What is being asked >> Pick out each line with the word "instrumentenpaneel" from the material that follows.

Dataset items
________________________________________

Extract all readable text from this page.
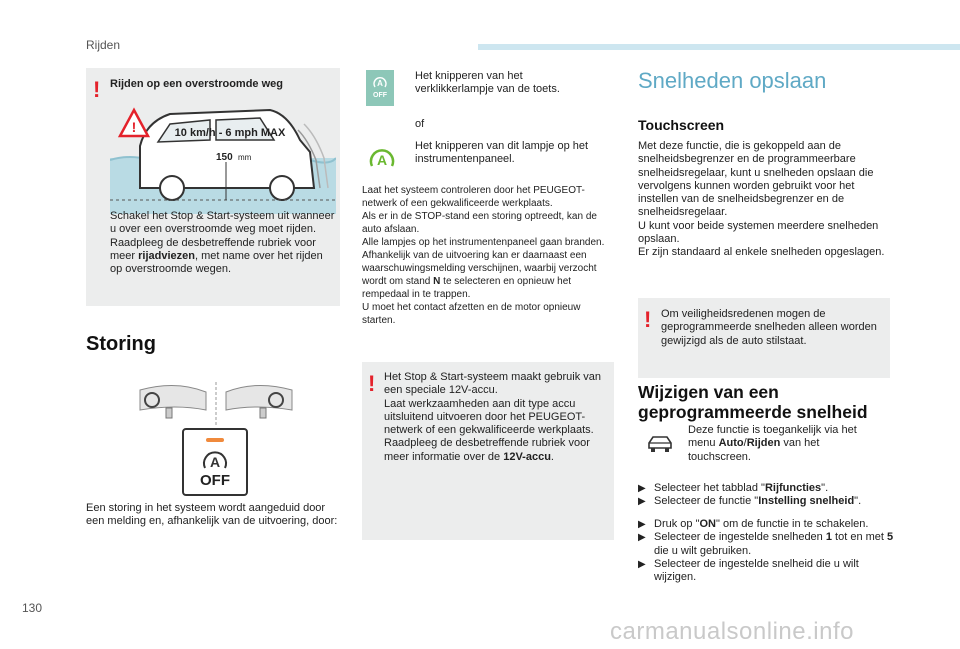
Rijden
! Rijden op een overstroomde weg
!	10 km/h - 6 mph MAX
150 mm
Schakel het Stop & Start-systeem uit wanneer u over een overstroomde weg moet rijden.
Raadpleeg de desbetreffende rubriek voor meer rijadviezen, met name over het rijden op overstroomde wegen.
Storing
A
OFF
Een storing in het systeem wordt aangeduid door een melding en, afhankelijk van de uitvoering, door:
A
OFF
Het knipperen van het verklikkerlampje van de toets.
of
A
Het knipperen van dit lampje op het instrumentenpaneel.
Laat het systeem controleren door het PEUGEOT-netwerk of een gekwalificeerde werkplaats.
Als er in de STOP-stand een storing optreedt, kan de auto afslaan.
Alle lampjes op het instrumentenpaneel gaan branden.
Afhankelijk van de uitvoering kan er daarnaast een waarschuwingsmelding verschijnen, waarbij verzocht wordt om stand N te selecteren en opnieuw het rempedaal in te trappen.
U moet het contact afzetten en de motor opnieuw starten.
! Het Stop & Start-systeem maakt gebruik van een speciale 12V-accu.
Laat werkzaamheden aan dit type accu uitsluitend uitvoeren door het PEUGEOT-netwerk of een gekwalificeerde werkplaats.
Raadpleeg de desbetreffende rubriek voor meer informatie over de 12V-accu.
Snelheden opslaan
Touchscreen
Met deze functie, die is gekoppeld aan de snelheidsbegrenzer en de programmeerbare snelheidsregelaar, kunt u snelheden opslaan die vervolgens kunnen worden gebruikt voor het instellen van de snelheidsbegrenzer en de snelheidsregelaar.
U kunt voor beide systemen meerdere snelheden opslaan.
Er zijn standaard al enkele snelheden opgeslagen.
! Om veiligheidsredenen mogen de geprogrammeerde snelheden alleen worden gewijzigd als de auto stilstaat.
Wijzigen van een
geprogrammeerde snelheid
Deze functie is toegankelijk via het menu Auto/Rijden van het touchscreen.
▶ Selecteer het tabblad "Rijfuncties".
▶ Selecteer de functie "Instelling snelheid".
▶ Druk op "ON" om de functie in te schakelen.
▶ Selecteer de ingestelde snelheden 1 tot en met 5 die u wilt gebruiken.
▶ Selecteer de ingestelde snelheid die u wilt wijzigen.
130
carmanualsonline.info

________________________________________

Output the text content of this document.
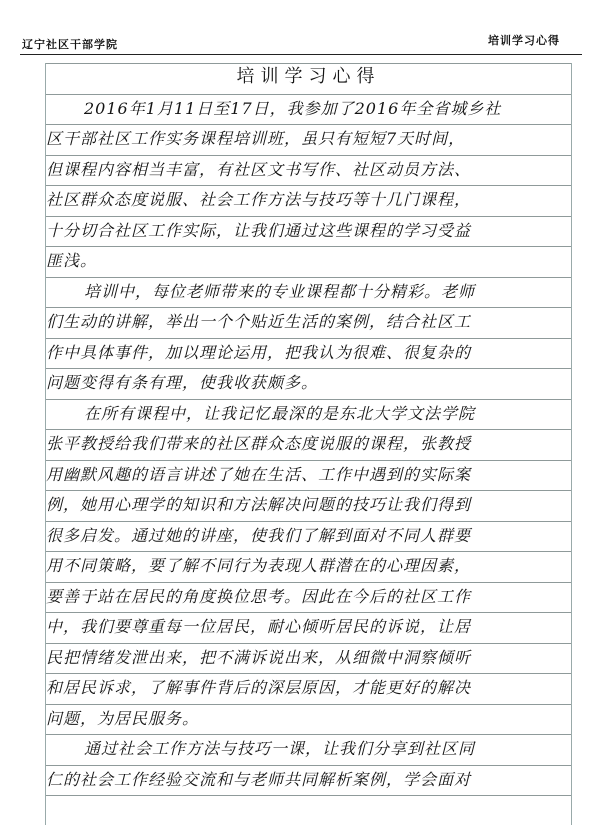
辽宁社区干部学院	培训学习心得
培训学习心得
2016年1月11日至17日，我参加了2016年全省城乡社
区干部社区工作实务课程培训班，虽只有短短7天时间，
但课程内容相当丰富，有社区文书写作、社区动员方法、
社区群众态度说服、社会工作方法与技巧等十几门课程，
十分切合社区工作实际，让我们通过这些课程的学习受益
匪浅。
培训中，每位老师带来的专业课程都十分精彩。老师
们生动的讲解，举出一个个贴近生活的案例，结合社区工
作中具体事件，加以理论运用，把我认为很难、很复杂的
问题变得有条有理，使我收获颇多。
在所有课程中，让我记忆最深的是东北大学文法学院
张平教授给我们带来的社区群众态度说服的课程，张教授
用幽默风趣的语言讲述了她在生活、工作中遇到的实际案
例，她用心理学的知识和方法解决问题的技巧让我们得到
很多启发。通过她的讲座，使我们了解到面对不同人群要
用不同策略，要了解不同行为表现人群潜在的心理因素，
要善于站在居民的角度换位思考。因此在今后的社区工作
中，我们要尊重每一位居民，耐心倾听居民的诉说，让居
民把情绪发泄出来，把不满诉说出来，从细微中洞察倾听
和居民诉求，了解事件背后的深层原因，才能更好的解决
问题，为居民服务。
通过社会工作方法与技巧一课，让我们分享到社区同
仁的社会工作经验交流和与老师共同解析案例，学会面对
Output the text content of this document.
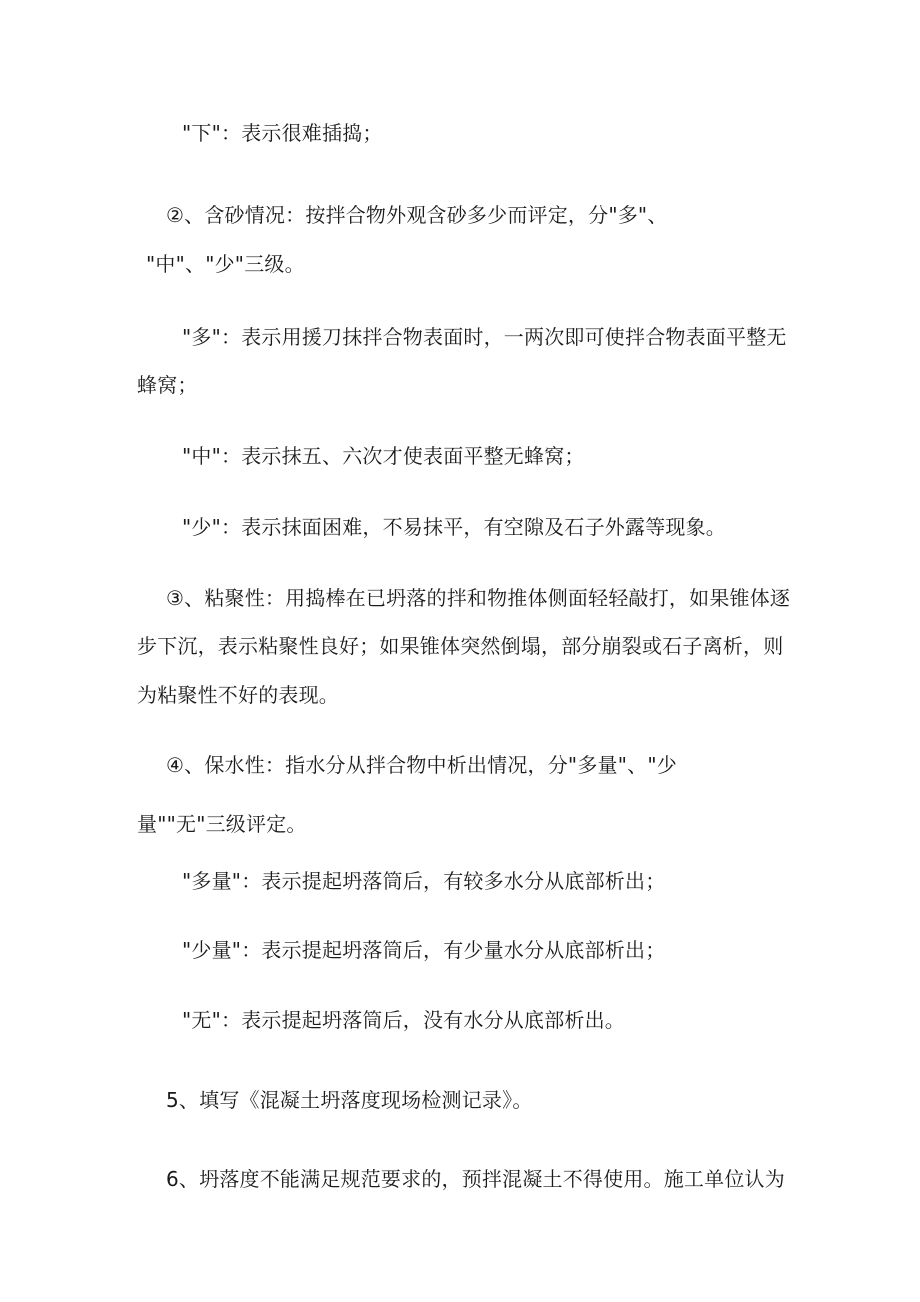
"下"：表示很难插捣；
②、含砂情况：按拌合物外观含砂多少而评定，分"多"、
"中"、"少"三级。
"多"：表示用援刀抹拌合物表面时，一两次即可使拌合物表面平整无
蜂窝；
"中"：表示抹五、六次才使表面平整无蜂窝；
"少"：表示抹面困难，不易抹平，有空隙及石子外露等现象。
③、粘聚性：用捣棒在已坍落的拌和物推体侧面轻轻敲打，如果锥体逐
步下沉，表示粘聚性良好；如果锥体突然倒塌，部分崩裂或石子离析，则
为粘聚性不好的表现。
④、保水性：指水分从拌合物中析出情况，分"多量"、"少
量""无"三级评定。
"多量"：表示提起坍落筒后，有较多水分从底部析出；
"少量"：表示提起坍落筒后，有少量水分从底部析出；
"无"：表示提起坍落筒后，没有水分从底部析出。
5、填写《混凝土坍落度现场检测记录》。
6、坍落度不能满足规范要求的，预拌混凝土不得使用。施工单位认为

________________________________________

Exercise response >>
Het knipperen van dit lampje op het instrumentenpaneel.
Alle lampjes op het instrumentenpaneel gaan branden.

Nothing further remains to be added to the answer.